* What is needed:
Copy all lines that contain the word "authority".

==============================

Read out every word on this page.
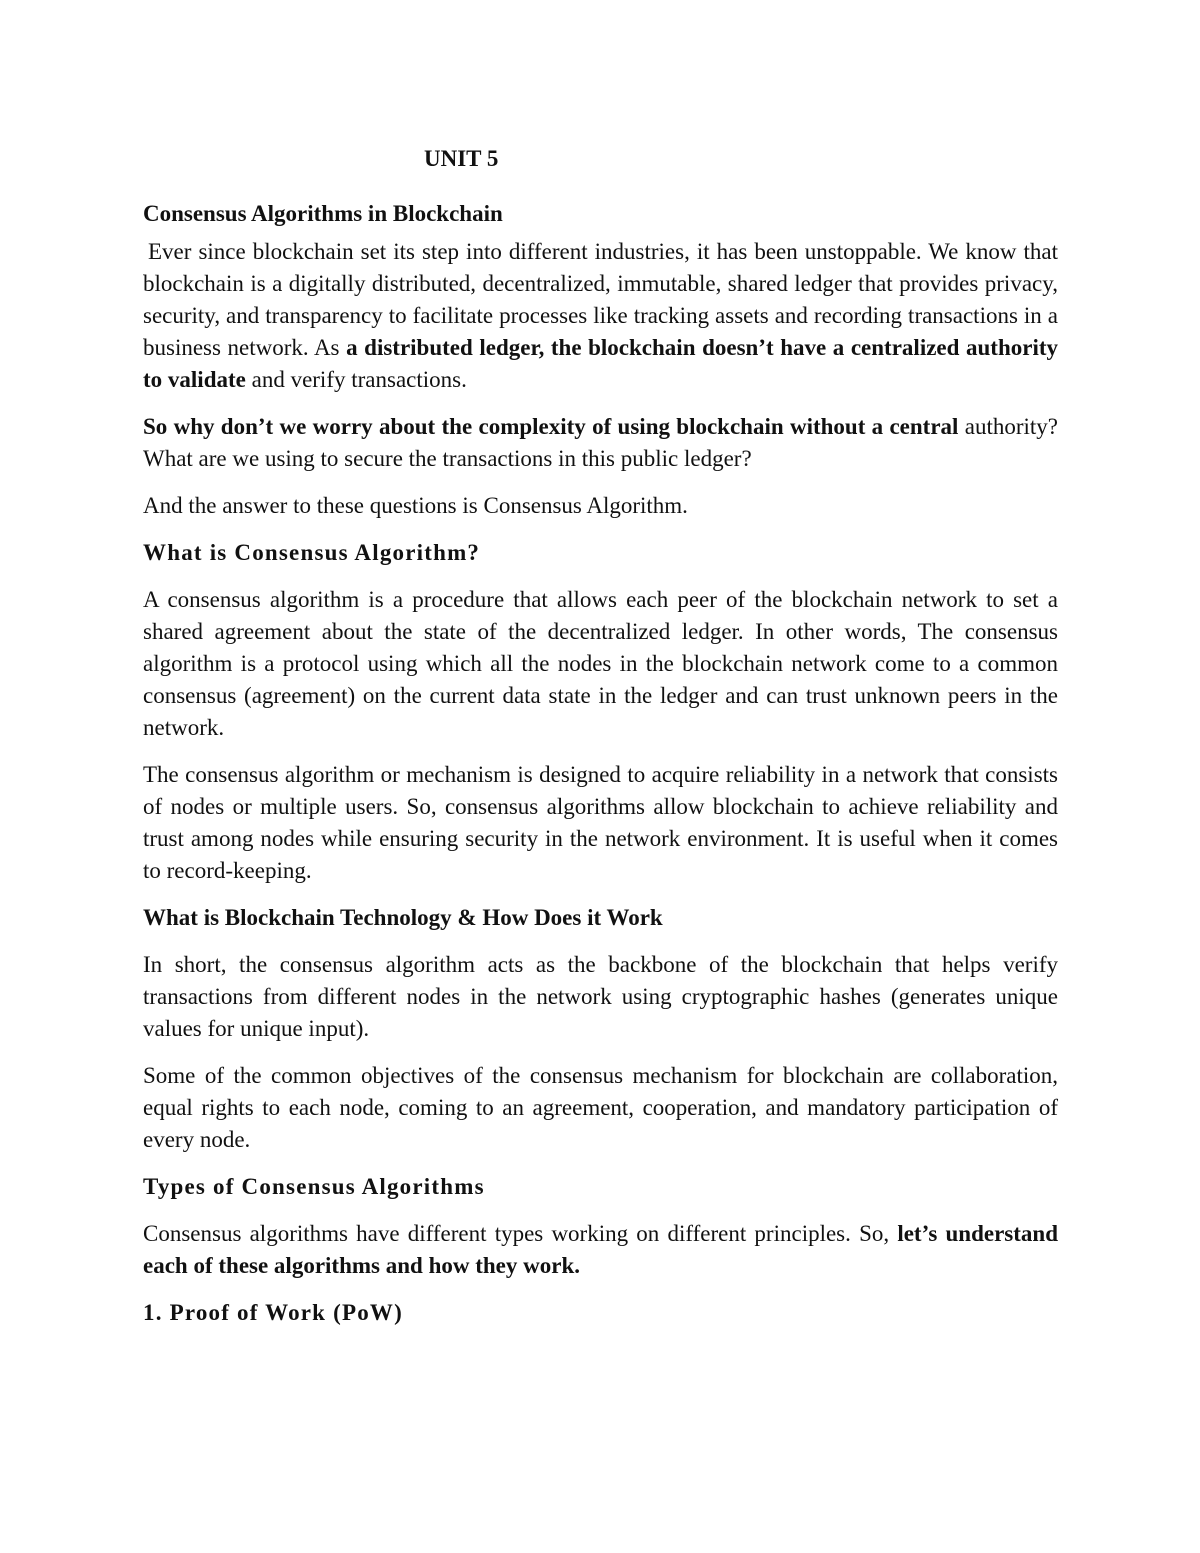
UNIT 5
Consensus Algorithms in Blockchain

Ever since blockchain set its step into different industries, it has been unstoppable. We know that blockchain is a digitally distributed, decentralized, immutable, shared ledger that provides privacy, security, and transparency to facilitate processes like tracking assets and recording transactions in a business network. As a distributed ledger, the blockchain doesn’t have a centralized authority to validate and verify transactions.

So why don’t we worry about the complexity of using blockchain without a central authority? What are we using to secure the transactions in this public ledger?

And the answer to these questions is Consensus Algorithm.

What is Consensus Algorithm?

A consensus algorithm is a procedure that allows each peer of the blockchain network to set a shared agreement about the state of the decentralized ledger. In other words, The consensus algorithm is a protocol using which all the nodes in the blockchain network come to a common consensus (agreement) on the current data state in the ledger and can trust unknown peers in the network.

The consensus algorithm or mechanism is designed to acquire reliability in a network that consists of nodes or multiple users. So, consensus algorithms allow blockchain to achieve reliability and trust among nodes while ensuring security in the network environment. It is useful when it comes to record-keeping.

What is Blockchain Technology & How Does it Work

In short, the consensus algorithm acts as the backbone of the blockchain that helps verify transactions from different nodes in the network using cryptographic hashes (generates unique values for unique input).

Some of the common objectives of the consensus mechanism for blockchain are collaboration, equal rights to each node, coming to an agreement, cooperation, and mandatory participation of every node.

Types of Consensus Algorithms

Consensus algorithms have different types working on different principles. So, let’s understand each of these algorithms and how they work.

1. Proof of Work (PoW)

==============================

* Response to this exercise:
Ever since blockchain set its step into different industries, it has been unstoppable. We know that blockchain is a digitally distributed, decentralized, immutable, shared ledger that provides privacy, security, and transparency to facilitate processes like tracking assets and recording transactions in a business network. As a distributed ledger, the blockchain doesn’t have a centralized authority to validate and verify transactions.
So why don’t we worry about the complexity of using blockchain without a central authority? What are we using to secure the transactions in this public ledger?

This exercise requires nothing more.